AIM:
From the line with "Transcribe this image's" to the final line of the records, reproduce every line exactly and only those lines.

>> begin INPUT

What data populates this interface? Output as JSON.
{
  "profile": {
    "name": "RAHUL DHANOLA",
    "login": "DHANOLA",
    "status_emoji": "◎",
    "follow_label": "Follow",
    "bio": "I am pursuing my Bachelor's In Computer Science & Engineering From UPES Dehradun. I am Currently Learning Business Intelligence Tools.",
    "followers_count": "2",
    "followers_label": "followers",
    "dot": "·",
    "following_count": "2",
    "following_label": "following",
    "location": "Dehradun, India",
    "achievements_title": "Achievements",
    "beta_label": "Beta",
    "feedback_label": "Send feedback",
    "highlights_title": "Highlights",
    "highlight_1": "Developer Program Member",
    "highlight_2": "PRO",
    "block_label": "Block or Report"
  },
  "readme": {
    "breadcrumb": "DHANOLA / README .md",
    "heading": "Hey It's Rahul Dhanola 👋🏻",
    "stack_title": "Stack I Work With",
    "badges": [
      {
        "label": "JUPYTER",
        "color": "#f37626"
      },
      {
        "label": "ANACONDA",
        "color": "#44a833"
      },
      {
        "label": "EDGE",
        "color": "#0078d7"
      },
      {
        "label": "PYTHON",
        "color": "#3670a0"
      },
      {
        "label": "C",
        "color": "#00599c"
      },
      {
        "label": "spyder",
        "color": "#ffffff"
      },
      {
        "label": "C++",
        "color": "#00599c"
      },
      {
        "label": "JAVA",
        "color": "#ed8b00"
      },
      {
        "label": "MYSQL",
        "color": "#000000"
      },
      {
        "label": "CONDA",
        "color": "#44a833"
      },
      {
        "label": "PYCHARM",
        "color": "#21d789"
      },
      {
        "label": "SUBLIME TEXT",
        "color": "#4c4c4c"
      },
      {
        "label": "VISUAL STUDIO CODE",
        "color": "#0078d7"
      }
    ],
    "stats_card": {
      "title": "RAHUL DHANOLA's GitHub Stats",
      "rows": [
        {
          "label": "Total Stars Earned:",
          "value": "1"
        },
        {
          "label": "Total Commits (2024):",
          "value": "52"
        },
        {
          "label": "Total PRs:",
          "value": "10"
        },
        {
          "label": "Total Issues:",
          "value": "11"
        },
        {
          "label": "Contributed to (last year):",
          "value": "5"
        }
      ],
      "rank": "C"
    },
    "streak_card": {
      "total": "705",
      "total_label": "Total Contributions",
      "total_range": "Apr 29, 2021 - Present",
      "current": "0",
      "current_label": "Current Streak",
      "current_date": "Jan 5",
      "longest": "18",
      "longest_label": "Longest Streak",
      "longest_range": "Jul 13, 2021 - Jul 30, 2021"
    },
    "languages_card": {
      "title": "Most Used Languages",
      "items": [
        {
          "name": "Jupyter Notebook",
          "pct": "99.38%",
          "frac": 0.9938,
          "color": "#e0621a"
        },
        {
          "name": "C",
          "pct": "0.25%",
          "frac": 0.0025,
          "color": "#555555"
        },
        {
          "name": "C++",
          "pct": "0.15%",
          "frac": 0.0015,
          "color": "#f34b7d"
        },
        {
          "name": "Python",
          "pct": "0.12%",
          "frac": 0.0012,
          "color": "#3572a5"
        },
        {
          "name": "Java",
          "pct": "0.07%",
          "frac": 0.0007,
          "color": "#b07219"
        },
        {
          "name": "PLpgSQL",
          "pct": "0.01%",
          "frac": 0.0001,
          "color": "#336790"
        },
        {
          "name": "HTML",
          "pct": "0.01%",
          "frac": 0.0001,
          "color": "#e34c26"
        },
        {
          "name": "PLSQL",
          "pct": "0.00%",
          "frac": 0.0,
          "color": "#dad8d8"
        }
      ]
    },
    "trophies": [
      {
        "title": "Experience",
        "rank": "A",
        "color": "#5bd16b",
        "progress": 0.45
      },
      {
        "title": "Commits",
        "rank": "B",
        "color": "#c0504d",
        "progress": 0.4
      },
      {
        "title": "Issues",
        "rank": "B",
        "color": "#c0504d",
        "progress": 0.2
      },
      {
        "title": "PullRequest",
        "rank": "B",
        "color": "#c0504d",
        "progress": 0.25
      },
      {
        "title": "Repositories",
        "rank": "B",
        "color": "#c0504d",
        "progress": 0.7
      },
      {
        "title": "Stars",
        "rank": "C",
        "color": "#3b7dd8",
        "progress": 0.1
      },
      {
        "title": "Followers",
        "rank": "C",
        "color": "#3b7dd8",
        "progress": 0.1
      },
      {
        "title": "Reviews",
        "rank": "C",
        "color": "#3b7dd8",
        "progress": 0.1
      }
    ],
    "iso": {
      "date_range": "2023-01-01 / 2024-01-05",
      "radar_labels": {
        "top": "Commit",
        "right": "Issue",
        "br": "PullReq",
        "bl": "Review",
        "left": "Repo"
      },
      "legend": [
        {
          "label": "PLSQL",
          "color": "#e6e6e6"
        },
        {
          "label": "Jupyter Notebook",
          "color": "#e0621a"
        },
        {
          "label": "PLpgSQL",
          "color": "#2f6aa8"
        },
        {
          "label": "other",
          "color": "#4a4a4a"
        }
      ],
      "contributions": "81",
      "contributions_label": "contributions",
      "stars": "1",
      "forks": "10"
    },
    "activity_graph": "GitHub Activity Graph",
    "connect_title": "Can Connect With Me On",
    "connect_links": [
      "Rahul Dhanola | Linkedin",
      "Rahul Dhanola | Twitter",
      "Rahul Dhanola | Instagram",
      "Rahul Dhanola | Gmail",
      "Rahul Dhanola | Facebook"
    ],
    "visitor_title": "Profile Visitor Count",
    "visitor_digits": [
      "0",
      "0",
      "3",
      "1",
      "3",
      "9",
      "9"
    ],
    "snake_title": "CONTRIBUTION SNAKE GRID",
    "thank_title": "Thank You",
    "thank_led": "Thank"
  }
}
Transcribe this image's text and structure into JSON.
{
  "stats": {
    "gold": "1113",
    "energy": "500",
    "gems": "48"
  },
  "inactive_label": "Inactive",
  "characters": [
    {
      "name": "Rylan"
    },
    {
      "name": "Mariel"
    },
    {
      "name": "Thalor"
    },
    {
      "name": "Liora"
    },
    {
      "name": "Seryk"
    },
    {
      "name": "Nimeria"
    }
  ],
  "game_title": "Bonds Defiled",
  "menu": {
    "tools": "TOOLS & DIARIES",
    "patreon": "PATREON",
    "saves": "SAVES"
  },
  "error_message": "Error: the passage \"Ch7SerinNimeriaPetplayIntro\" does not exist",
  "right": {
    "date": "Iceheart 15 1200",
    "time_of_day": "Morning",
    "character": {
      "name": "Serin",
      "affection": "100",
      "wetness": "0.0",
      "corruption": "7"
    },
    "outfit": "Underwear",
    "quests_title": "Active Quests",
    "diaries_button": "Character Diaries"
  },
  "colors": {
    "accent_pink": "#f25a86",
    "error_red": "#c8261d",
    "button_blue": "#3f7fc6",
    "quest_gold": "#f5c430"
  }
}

>> end INPUT

FULL RESPONSE:
Transcribe this image's text and structure into JSON.
{
  "stats": {
    "gold": "1113",
    "energy": "500",
    "gems": "48"
  },
  "inactive_label": "Inactive",
  "characters": [
    {
      "name": "Rylan"
    },
    {
      "name": "Mariel"
    },
    {
      "name": "Thalor"
    },
    {
      "name": "Liora"
    },
    {
      "name": "Seryk"
    },
    {
      "name": "Nimeria"
    }
  ],
  "game_title": "Bonds Defiled",
  "menu": {
    "tools": "TOOLS & DIARIES",
    "patreon": "PATREON",
    "saves": "SAVES"
  },
  "error_message": "Error: the passage \"Ch7SerinNimeriaPetplayIntro\" does not exist",
  "right": {
    "date": "Iceheart 15 1200",
    "time_of_day": "Morning",
    "character": {
      "name": "Serin",
      "affection": "100",
      "wetness": "0.0",
      "corruption": "7"
    },
    "outfit": "Underwear",
    "quests_title": "Active Quests",
    "diaries_button": "Character Diaries"
  },
  "colors": {
    "accent_pink": "#f25a86",
    "error_red": "#c8261d",
    "button_blue": "#3f7fc6",
    "quest_gold": "#f5c430"
  }
}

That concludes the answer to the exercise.